--- START Data provided ---

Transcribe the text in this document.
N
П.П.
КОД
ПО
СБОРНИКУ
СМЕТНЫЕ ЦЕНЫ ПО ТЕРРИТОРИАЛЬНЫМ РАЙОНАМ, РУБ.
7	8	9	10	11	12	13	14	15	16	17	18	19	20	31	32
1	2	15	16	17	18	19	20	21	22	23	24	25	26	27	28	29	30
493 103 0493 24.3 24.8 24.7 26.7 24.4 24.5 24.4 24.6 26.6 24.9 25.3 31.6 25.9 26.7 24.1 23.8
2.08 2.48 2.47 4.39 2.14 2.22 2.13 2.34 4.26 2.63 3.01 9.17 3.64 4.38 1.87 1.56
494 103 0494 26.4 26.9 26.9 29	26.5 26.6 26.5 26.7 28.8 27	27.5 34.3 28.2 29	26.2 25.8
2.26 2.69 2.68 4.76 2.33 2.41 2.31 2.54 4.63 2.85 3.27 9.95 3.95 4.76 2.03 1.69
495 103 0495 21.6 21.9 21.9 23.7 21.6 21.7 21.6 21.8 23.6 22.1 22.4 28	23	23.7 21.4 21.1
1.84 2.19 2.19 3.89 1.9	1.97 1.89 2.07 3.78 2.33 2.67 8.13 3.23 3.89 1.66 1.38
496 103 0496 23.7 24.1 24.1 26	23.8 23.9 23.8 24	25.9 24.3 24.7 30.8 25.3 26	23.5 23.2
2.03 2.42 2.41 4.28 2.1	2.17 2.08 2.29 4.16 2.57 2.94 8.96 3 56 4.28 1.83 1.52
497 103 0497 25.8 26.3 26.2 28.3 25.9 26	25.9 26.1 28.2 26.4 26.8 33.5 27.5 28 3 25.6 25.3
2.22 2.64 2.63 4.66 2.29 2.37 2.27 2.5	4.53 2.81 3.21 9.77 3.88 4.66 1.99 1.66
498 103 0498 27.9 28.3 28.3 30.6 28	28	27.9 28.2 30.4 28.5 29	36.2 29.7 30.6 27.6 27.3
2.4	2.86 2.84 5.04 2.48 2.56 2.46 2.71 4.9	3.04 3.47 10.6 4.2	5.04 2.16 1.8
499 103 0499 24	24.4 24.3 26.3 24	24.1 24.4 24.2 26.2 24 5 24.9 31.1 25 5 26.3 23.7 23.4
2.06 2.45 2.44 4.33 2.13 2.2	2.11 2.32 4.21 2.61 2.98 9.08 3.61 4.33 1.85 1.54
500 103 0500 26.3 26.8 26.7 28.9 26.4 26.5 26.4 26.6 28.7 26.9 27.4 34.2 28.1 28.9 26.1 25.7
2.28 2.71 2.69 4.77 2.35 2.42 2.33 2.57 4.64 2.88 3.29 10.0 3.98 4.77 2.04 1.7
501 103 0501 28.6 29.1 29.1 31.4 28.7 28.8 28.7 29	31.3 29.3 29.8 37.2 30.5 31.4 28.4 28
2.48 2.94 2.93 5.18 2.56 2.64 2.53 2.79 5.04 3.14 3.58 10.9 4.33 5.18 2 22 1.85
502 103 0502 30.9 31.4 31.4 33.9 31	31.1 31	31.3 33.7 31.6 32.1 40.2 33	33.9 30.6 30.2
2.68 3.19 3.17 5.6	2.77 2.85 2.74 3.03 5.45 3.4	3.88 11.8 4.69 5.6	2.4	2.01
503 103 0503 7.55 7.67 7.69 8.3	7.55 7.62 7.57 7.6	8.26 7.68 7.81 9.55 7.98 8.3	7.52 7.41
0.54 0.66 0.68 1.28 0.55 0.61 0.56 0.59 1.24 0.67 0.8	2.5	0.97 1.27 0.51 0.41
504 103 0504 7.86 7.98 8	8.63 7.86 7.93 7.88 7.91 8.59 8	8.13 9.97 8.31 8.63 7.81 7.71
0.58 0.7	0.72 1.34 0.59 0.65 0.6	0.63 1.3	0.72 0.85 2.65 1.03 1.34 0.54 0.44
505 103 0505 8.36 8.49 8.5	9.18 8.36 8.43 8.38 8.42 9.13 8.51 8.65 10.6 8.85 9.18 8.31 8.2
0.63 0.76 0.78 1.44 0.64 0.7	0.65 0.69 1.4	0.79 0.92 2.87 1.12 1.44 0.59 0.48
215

--- END Data provided ---

**Task details:**
Take the material above and return all of it exactly.

**Complete response:**
Transcribe the text in this document.
N
П.П.
КОД
ПО
СБОРНИКУ
СМЕТНЫЕ ЦЕНЫ ПО ТЕРРИТОРИАЛЬНЫМ РАЙОНАМ, РУБ.
7	8	9	10	11	12	13	14	15	16	17	18	19	20	31	32
1	2	15	16	17	18	19	20	21	22	23	24	25	26	27	28	29	30
493 103 0493 24.3 24.8 24.7 26.7 24.4 24.5 24.4 24.6 26.6 24.9 25.3 31.6 25.9 26.7 24.1 23.8
2.08 2.48 2.47 4.39 2.14 2.22 2.13 2.34 4.26 2.63 3.01 9.17 3.64 4.38 1.87 1.56
494 103 0494 26.4 26.9 26.9 29	26.5 26.6 26.5 26.7 28.8 27	27.5 34.3 28.2 29	26.2 25.8
2.26 2.69 2.68 4.76 2.33 2.41 2.31 2.54 4.63 2.85 3.27 9.95 3.95 4.76 2.03 1.69
495 103 0495 21.6 21.9 21.9 23.7 21.6 21.7 21.6 21.8 23.6 22.1 22.4 28	23	23.7 21.4 21.1
1.84 2.19 2.19 3.89 1.9	1.97 1.89 2.07 3.78 2.33 2.67 8.13 3.23 3.89 1.66 1.38
496 103 0496 23.7 24.1 24.1 26	23.8 23.9 23.8 24	25.9 24.3 24.7 30.8 25.3 26	23.5 23.2
2.03 2.42 2.41 4.28 2.1	2.17 2.08 2.29 4.16 2.57 2.94 8.96 3 56 4.28 1.83 1.52
497 103 0497 25.8 26.3 26.2 28.3 25.9 26	25.9 26.1 28.2 26.4 26.8 33.5 27.5 28 3 25.6 25.3
2.22 2.64 2.63 4.66 2.29 2.37 2.27 2.5	4.53 2.81 3.21 9.77 3.88 4.66 1.99 1.66
498 103 0498 27.9 28.3 28.3 30.6 28	28	27.9 28.2 30.4 28.5 29	36.2 29.7 30.6 27.6 27.3
2.4	2.86 2.84 5.04 2.48 2.56 2.46 2.71 4.9	3.04 3.47 10.6 4.2	5.04 2.16 1.8
499 103 0499 24	24.4 24.3 26.3 24	24.1 24.4 24.2 26.2 24 5 24.9 31.1 25 5 26.3 23.7 23.4
2.06 2.45 2.44 4.33 2.13 2.2	2.11 2.32 4.21 2.61 2.98 9.08 3.61 4.33 1.85 1.54
500 103 0500 26.3 26.8 26.7 28.9 26.4 26.5 26.4 26.6 28.7 26.9 27.4 34.2 28.1 28.9 26.1 25.7
2.28 2.71 2.69 4.77 2.35 2.42 2.33 2.57 4.64 2.88 3.29 10.0 3.98 4.77 2.04 1.7
501 103 0501 28.6 29.1 29.1 31.4 28.7 28.8 28.7 29	31.3 29.3 29.8 37.2 30.5 31.4 28.4 28
2.48 2.94 2.93 5.18 2.56 2.64 2.53 2.79 5.04 3.14 3.58 10.9 4.33 5.18 2 22 1.85
502 103 0502 30.9 31.4 31.4 33.9 31	31.1 31	31.3 33.7 31.6 32.1 40.2 33	33.9 30.6 30.2
2.68 3.19 3.17 5.6	2.77 2.85 2.74 3.03 5.45 3.4	3.88 11.8 4.69 5.6	2.4	2.01
503 103 0503 7.55 7.67 7.69 8.3	7.55 7.62 7.57 7.6	8.26 7.68 7.81 9.55 7.98 8.3	7.52 7.41
0.54 0.66 0.68 1.28 0.55 0.61 0.56 0.59 1.24 0.67 0.8	2.5	0.97 1.27 0.51 0.41
504 103 0504 7.86 7.98 8	8.63 7.86 7.93 7.88 7.91 8.59 8	8.13 9.97 8.31 8.63 7.81 7.71
0.58 0.7	0.72 1.34 0.59 0.65 0.6	0.63 1.3	0.72 0.85 2.65 1.03 1.34 0.54 0.44
505 103 0505 8.36 8.49 8.5	9.18 8.36 8.43 8.38 8.42 9.13 8.51 8.65 10.6 8.85 9.18 8.31 8.2
0.63 0.76 0.78 1.44 0.64 0.7	0.65 0.69 1.4	0.79 0.92 2.87 1.12 1.44 0.59 0.48
215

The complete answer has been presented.